-- STATED GOAL --
Give all the lines below again, exactly, with no pictures.

───── GIVEN DATA ─────

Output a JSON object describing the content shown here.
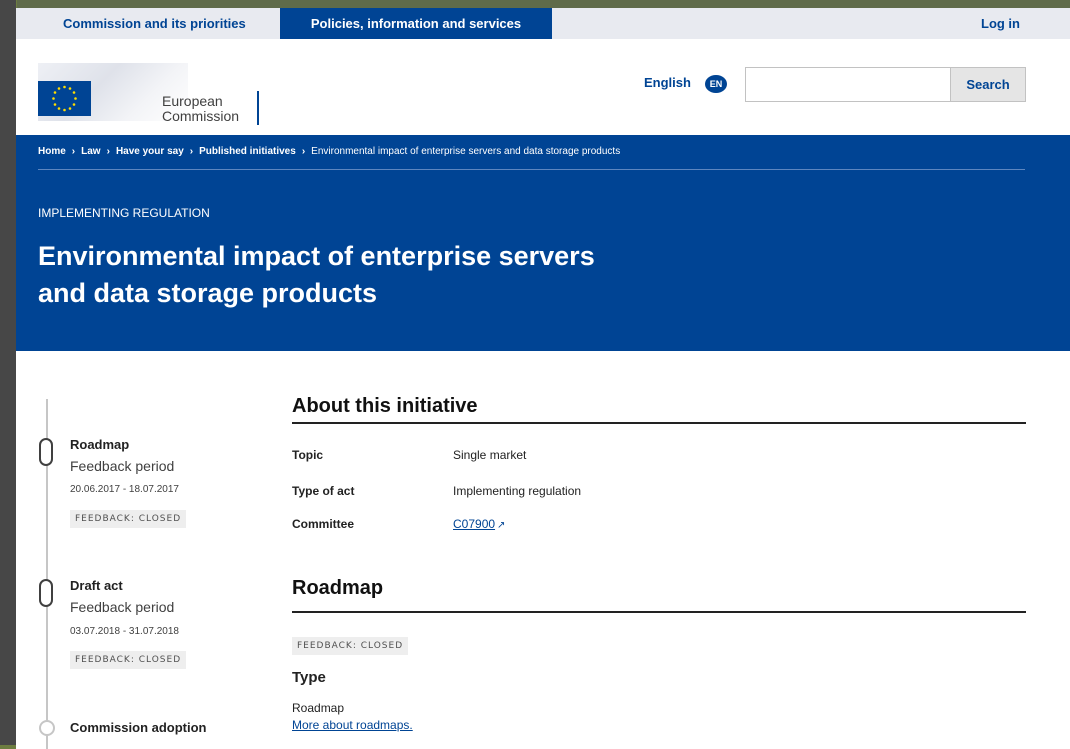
{
  "topnav": {
    "commission": "Commission and its priorities",
    "policies": "Policies, information and services",
    "login": "Log in"
  },
  "header": {
    "org_line1": "European",
    "org_line2": "Commission",
    "language": "English",
    "language_code": "EN",
    "search_placeholder": "",
    "search_button": "Search"
  },
  "breadcrumb": {
    "items": [
      "Home",
      "Law",
      "Have your say",
      "Published initiatives"
    ],
    "current": "Environmental impact of enterprise servers and data storage products"
  },
  "banner": {
    "doc_type": "IMPLEMENTING REGULATION",
    "title_line1": "Environmental impact of enterprise servers",
    "title_line2": "and data storage products"
  },
  "timeline": {
    "steps": [
      {
        "title": "Roadmap",
        "subtitle": "Feedback period",
        "dates": "20.06.2017 - 18.07.2017",
        "status": "FEEDBACK: CLOSED"
      },
      {
        "title": "Draft act",
        "subtitle": "Feedback period",
        "dates": "03.07.2018 - 31.07.2018",
        "status": "FEEDBACK: CLOSED"
      },
      {
        "title": "Commission adoption"
      }
    ]
  },
  "about": {
    "heading": "About this initiative",
    "rows": [
      {
        "key": "Topic",
        "value": "Single market"
      },
      {
        "key": "Type of act",
        "value": "Implementing regulation"
      },
      {
        "key": "Committee",
        "value": "C07900"
      }
    ]
  },
  "roadmap": {
    "heading": "Roadmap",
    "status": "FEEDBACK: CLOSED",
    "type_heading": "Type",
    "type_value": "Roadmap",
    "more_link": "More about roadmaps."
  },
  "colors": {
    "brand_blue": "#004494",
    "nav_bg": "#e8eaf0"
  }
}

─────

-- REPLY TO THE TASK --
Output a JSON object describing the content shown here.
{
  "topnav": {
    "commission": "Commission and its priorities",
    "policies": "Policies, information and services",
    "login": "Log in"
  },
  "header": {
    "org_line1": "European",
    "org_line2": "Commission",
    "language": "English",
    "language_code": "EN",
    "search_placeholder": "",
    "search_button": "Search"
  },
  "breadcrumb": {
    "items": [
      "Home",
      "Law",
      "Have your say",
      "Published initiatives"
    ],
    "current": "Environmental impact of enterprise servers and data storage products"
  },
  "banner": {
    "doc_type": "IMPLEMENTING REGULATION",
    "title_line1": "Environmental impact of enterprise servers",
    "title_line2": "and data storage products"
  },
  "timeline": {
    "steps": [
      {
        "title": "Roadmap",
        "subtitle": "Feedback period",
        "dates": "20.06.2017 - 18.07.2017",
        "status": "FEEDBACK: CLOSED"
      },
      {
        "title": "Draft act",
        "subtitle": "Feedback period",
        "dates": "03.07.2018 - 31.07.2018",
        "status": "FEEDBACK: CLOSED"
      },
      {
        "title": "Commission adoption"
      }
    ]
  },
  "about": {
    "heading": "About this initiative",
    "rows": [
      {
        "key": "Topic",
        "value": "Single market"
      },
      {
        "key": "Type of act",
        "value": "Implementing regulation"
      },
      {
        "key": "Committee",
        "value": "C07900"
      }
    ]
  },
  "roadmap": {
    "heading": "Roadmap",
    "status": "FEEDBACK: CLOSED",
    "type_heading": "Type",
    "type_value": "Roadmap",
    "more_link": "More about roadmaps."
  },
  "colors": {
    "brand_blue": "#004494",
    "nav_bg": "#e8eaf0"
  }
}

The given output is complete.